EXCERPTED DATA »
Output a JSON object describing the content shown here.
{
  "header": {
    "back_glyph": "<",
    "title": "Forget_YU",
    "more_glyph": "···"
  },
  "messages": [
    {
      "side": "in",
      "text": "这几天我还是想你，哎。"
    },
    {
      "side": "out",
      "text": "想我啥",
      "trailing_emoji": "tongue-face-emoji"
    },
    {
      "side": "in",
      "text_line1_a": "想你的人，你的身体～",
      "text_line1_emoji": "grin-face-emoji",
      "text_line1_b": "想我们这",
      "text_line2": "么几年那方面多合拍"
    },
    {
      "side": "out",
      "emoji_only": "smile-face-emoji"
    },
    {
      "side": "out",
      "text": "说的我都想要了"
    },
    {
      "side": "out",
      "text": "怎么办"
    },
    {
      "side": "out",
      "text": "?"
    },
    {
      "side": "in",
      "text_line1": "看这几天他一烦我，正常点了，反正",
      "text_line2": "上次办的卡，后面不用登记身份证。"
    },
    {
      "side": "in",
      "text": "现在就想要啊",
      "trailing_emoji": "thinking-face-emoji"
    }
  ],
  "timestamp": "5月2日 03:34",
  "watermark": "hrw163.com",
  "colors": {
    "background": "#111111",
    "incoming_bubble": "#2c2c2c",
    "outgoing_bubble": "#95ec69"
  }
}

OBJECTIVE » Extract all lines as given.

TASK ANSWER »
Output a JSON object describing the content shown here.
{
  "header": {
    "back_glyph": "<",
    "title": "Forget_YU",
    "more_glyph": "···"
  },
  "messages": [
    {
      "side": "in",
      "text": "这几天我还是想你，哎。"
    },
    {
      "side": "out",
      "text": "想我啥",
      "trailing_emoji": "tongue-face-emoji"
    },
    {
      "side": "in",
      "text_line1_a": "想你的人，你的身体～",
      "text_line1_emoji": "grin-face-emoji",
      "text_line1_b": "想我们这",
      "text_line2": "么几年那方面多合拍"
    },
    {
      "side": "out",
      "emoji_only": "smile-face-emoji"
    },
    {
      "side": "out",
      "text": "说的我都想要了"
    },
    {
      "side": "out",
      "text": "怎么办"
    },
    {
      "side": "out",
      "text": "?"
    },
    {
      "side": "in",
      "text_line1": "看这几天他一烦我，正常点了，反正",
      "text_line2": "上次办的卡，后面不用登记身份证。"
    },
    {
      "side": "in",
      "text": "现在就想要啊",
      "trailing_emoji": "thinking-face-emoji"
    }
  ],
  "timestamp": "5月2日 03:34",
  "watermark": "hrw163.com",
  "colors": {
    "background": "#111111",
    "incoming_bubble": "#2c2c2c",
    "outgoing_bubble": "#95ec69"
  }
}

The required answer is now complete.